_Given task_.
From the listing below, pull out the lines that hold "after".

_Record extracts_.
-- Begin --

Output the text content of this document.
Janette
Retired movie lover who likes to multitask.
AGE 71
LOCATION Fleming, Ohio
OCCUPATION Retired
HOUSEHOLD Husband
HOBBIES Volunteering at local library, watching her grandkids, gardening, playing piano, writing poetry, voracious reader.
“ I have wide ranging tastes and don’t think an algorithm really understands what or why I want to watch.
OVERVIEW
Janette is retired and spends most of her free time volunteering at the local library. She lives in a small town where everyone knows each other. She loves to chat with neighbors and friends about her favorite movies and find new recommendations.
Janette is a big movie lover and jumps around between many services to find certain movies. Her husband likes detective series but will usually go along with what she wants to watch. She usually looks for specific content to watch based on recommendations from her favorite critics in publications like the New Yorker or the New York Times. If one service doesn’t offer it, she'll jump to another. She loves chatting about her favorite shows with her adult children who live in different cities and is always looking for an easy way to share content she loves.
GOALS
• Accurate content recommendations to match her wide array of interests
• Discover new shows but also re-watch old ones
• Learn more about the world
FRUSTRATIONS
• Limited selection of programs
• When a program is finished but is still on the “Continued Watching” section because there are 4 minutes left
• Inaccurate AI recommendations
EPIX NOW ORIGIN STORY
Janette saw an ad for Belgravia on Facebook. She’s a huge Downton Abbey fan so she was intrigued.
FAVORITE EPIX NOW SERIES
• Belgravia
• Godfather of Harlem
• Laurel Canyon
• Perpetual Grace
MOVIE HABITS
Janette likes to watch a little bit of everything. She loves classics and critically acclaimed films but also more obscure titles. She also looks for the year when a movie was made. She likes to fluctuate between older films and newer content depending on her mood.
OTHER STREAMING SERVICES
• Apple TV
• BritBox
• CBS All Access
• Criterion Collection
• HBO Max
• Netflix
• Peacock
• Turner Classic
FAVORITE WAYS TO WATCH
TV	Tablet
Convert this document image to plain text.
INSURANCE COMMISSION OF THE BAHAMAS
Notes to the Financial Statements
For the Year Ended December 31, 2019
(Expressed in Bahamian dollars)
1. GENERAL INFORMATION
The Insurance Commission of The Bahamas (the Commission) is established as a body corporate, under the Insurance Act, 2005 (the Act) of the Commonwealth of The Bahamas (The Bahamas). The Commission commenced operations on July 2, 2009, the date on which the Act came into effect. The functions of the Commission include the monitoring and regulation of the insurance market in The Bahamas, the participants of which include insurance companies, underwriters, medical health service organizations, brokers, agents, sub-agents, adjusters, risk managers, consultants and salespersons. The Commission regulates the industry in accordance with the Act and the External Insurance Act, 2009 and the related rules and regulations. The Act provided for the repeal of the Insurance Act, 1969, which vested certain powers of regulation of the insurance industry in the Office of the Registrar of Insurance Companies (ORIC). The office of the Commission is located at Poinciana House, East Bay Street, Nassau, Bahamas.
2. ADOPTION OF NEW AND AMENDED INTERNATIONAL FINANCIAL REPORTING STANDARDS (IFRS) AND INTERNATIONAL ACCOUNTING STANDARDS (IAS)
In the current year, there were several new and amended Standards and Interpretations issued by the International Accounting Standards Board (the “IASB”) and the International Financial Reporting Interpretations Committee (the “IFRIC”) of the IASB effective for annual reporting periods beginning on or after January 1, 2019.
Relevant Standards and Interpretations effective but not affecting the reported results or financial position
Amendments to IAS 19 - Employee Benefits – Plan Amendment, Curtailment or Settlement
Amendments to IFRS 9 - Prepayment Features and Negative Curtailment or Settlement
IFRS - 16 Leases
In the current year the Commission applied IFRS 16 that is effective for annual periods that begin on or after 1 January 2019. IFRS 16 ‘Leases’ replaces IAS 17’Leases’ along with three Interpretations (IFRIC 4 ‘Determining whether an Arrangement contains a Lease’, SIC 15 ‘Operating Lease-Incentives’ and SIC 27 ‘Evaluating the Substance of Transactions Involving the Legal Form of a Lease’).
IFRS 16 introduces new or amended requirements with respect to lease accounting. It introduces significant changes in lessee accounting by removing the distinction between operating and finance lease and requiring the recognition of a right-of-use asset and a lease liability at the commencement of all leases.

-- End --

_Result_.
In the current year, there were several new and amended Standards and Interpretations issued by the International Accounting Standards Board (the “IASB”) and the International Financial Reporting Interpretations Committee (the “IFRIC”) of the IASB effective for annual reporting periods beginning on or after January 1, 2019.
In the current year the Commission applied IFRS 16 that is effective for annual periods that begin on or after 1 January 2019. IFRS 16 ‘Leases’ replaces IAS 17’Leases’ along with three Interpretations (IFRIC 4 ‘Determining whether an Arrangement contains a Lease’, SIC 15 ‘Operating Lease-Incentives’ and SIC 27 ‘Evaluating the Substance of Transactions Involving the Legal Form of a Lease’).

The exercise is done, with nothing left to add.